Lines of data:
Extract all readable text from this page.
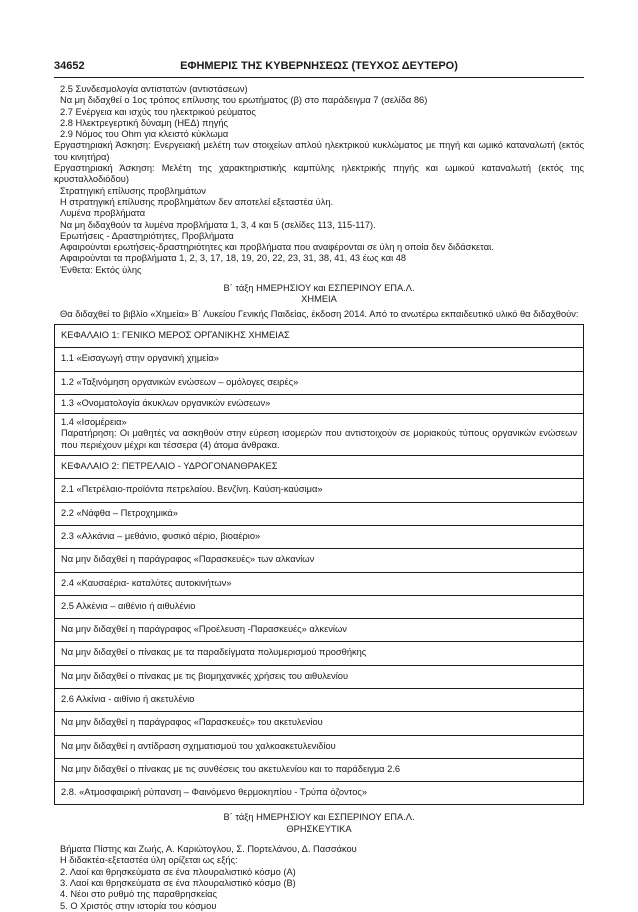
34652	ΕΦΗΜΕΡΙΣ ΤΗΣ ΚΥΒΕΡΝΗΣΕΩΣ (ΤΕΥΧΟΣ ΔΕΥΤΕΡΟ)

2.5 Συνδεσμολογία αντιστατών (αντιστάσεων)

Να μη διδαχθεί ο 1ος τρόπος επίλυσης του ερωτήματος (β) στο παράδειγμα 7 (σελίδα 86)

2.7 Ενέργεια και ισχύς του ηλεκτρικού ρεύματος

2.8 Ηλεκτρεγερτική δύναμη (ΗΕΔ) πηγής

2.9 Νόμος του Ohm για κλειστό κύκλωμα

Εργαστηριακή Άσκηση: Ενεργειακή μελέτη των στοιχείων απλού ηλεκτρικού κυκλώματος με πηγή και ωμικό καταναλωτή (εκτός του κινητήρα)

Εργαστηριακή Άσκηση: Μελέτη της χαρακτηριστικής καμπύλης ηλεκτρικής πηγής και ωμικού καταναλωτή (εκτός της κρυσταλλοδιόδου)

Στρατηγική επίλυσης προβλημάτων

Η στρατηγική επίλυσης προβλημάτων δεν αποτελεί εξεταστέα ύλη.

Λυμένα προβλήματα

Να μη διδαχθούν τα λυμένα προβλήματα 1, 3, 4 και 5 (σελίδες 113, 115-117).

Ερωτήσεις - Δραστηριότητες, Προβλήματα

Αφαιρούνται ερωτήσεις-δραστηριότητες και προβλήματα που αναφέρονται σε ύλη η οποία δεν διδάσκεται.

Αφαιρούνται τα προβλήματα 1, 2, 3, 17, 18, 19, 20, 22, 23, 31, 38, 41, 43 έως και 48

Ένθετα: Εκτός ύλης

Β΄ τάξη ΗΜΕΡΗΣΙΟΥ και ΕΣΠΕΡΙΝΟΥ ΕΠΑ.Λ.
ΧΗΜΕΙΑ

Θα διδαχθεί το βιβλίο «Χημεία» Β΄ Λυκείου Γενικής Παιδείας, έκδοση 2014. Από το ανωτέρω εκπαιδευτικό υλικό θα διδαχθούν:

ΚΕΦΑΛΑΙΟ 1: ΓΕΝΙΚΟ ΜΕΡΟΣ ΟΡΓΑΝΙΚΗΣ ΧΗΜΕΙΑΣ
1.1 «Εισαγωγή στην οργανική χημεία»
1.2 «Ταξινόμηση οργανικών ενώσεων – ομόλογες σειρές»
1.3 «Ονοματολογία άκυκλων οργανικών ενώσεων»
1.4 «Ισομέρεια»
Παρατήρηση: Οι μαθητές να ασκηθούν στην εύρεση ισομερών που αντιστοιχούν σε μοριακούς τύπους οργανικών ενώσεων που περιέχουν μέχρι και τέσσερα (4) άτομα άνθρακα.
ΚΕΦΑΛΑΙΟ 2: ΠΕΤΡΕΛΑΙΟ - ΥΔΡΟΓΟΝΑΝΘΡΑΚΕΣ
2.1 «Πετρέλαιο-προϊόντα πετρελαίου. Βενζίνη. Καύση-καύσιμα»
2.2 «Νάφθα – Πετροχημικά»
2.3 «Αλκάνια – μεθάνιο, φυσικό αέριο, βιοαέριο»
Να μην διδαχθεί η παράγραφος «Παρασκευές» των αλκανίων
2.4 «Καυσαέρια- καταλύτες αυτοκινήτων»
2.5 Αλκένια – αιθένιο ή αιθυλένιο
Να μην διδαχθεί η παράγραφος «Προέλευση -Παρασκευές» αλκενίων
Να μην διδαχθεί ο πίνακας με τα παραδείγματα πολυμερισμού προσθήκης
Να μην διδαχθεί ο πίνακας με τις βιομηχανικές χρήσεις του αιθυλενίου
2.6 Αλκίνια - αιθίνιο ή ακετυλένιο
Να μην διδαχθεί η παράγραφος «Παρασκευές» του ακετυλενίου
Να μην διδαχθεί η αντίδραση σχηματισμού του χαλκοακετυλενιδίου
Να μην διδαχθεί ο πίνακας με τις συνθέσεις του ακετυλενίου και το παράδειγμα 2.6
2.8. «Ατμοσφαιρική ρύπανση – Φαινόμενο θερμοκηπίου - Τρύπα όζοντος»
Β΄ τάξη ΗΜΕΡΗΣΙΟΥ και ΕΣΠΕΡΙΝΟΥ ΕΠΑ.Λ.
ΘΡΗΣΚΕΥΤΙΚΑ

Βήματα Πίστης και Ζωής, Α. Καριώτογλου, Σ. Πορτελάνου, Δ. Πασσάκου

Η διδακτέα-εξεταστέα ύλη ορίζεται ως εξής:

2. Λαοί και θρησκεύματα σε ένα πλουραλιστικό κόσμο (Α)

3. Λαοί και θρησκεύματα σε ένα πλουραλιστικό κόσμο (Β)

4. Νέοι στο ρυθμό της παραθρησκείας

5. Ο Χριστός στην ιστορία του κόσμου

> **Aim**:
Write out the listing word for word, omitting the pictures it holds.

> **Output below**:
Extract all readable text from this page.
34652	ΕΦΗΜΕΡΙΣ ΤΗΣ ΚΥΒΕΡΝΗΣΕΩΣ (ΤΕΥΧΟΣ ΔΕΥΤΕΡΟ)

2.5 Συνδεσμολογία αντιστατών (αντιστάσεων)

Να μη διδαχθεί ο 1ος τρόπος επίλυσης του ερωτήματος (β) στο παράδειγμα 7 (σελίδα 86)

2.7 Ενέργεια και ισχύς του ηλεκτρικού ρεύματος

2.8 Ηλεκτρεγερτική δύναμη (ΗΕΔ) πηγής

2.9 Νόμος του Ohm για κλειστό κύκλωμα

Εργαστηριακή Άσκηση: Ενεργειακή μελέτη των στοιχείων απλού ηλεκτρικού κυκλώματος με πηγή και ωμικό καταναλωτή (εκτός του κινητήρα)

Εργαστηριακή Άσκηση: Μελέτη της χαρακτηριστικής καμπύλης ηλεκτρικής πηγής και ωμικού καταναλωτή (εκτός της κρυσταλλοδιόδου)

Στρατηγική επίλυσης προβλημάτων

Η στρατηγική επίλυσης προβλημάτων δεν αποτελεί εξεταστέα ύλη.

Λυμένα προβλήματα

Να μη διδαχθούν τα λυμένα προβλήματα 1, 3, 4 και 5 (σελίδες 113, 115-117).

Ερωτήσεις - Δραστηριότητες, Προβλήματα

Αφαιρούνται ερωτήσεις-δραστηριότητες και προβλήματα που αναφέρονται σε ύλη η οποία δεν διδάσκεται.

Αφαιρούνται τα προβλήματα 1, 2, 3, 17, 18, 19, 20, 22, 23, 31, 38, 41, 43 έως και 48

Ένθετα: Εκτός ύλης

Β΄ τάξη ΗΜΕΡΗΣΙΟΥ και ΕΣΠΕΡΙΝΟΥ ΕΠΑ.Λ.
ΧΗΜΕΙΑ

Θα διδαχθεί το βιβλίο «Χημεία» Β΄ Λυκείου Γενικής Παιδείας, έκδοση 2014. Από το ανωτέρω εκπαιδευτικό υλικό θα διδαχθούν:

ΚΕΦΑΛΑΙΟ 1: ΓΕΝΙΚΟ ΜΕΡΟΣ ΟΡΓΑΝΙΚΗΣ ΧΗΜΕΙΑΣ
1.1 «Εισαγωγή στην οργανική χημεία»
1.2 «Ταξινόμηση οργανικών ενώσεων – ομόλογες σειρές»
1.3 «Ονοματολογία άκυκλων οργανικών ενώσεων»
1.4 «Ισομέρεια»
Παρατήρηση: Οι μαθητές να ασκηθούν στην εύρεση ισομερών που αντιστοιχούν σε μοριακούς τύπους οργανικών ενώσεων που περιέχουν μέχρι και τέσσερα (4) άτομα άνθρακα.
ΚΕΦΑΛΑΙΟ 2: ΠΕΤΡΕΛΑΙΟ - ΥΔΡΟΓΟΝΑΝΘΡΑΚΕΣ
2.1 «Πετρέλαιο-προϊόντα πετρελαίου. Βενζίνη. Καύση-καύσιμα»
2.2 «Νάφθα – Πετροχημικά»
2.3 «Αλκάνια – μεθάνιο, φυσικό αέριο, βιοαέριο»
Να μην διδαχθεί η παράγραφος «Παρασκευές» των αλκανίων
2.4 «Καυσαέρια- καταλύτες αυτοκινήτων»
2.5 Αλκένια – αιθένιο ή αιθυλένιο
Να μην διδαχθεί η παράγραφος «Προέλευση -Παρασκευές» αλκενίων
Να μην διδαχθεί ο πίνακας με τα παραδείγματα πολυμερισμού προσθήκης
Να μην διδαχθεί ο πίνακας με τις βιομηχανικές χρήσεις του αιθυλενίου
2.6 Αλκίνια - αιθίνιο ή ακετυλένιο
Να μην διδαχθεί η παράγραφος «Παρασκευές» του ακετυλενίου
Να μην διδαχθεί η αντίδραση σχηματισμού του χαλκοακετυλενιδίου
Να μην διδαχθεί ο πίνακας με τις συνθέσεις του ακετυλενίου και το παράδειγμα 2.6
2.8. «Ατμοσφαιρική ρύπανση – Φαινόμενο θερμοκηπίου - Τρύπα όζοντος»
Β΄ τάξη ΗΜΕΡΗΣΙΟΥ και ΕΣΠΕΡΙΝΟΥ ΕΠΑ.Λ.
ΘΡΗΣΚΕΥΤΙΚΑ

Βήματα Πίστης και Ζωής, Α. Καριώτογλου, Σ. Πορτελάνου, Δ. Πασσάκου

Η διδακτέα-εξεταστέα ύλη ορίζεται ως εξής:

2. Λαοί και θρησκεύματα σε ένα πλουραλιστικό κόσμο (Α)

3. Λαοί και θρησκεύματα σε ένα πλουραλιστικό κόσμο (Β)

4. Νέοι στο ρυθμό της παραθρησκείας

5. Ο Χριστός στην ιστορία του κόσμου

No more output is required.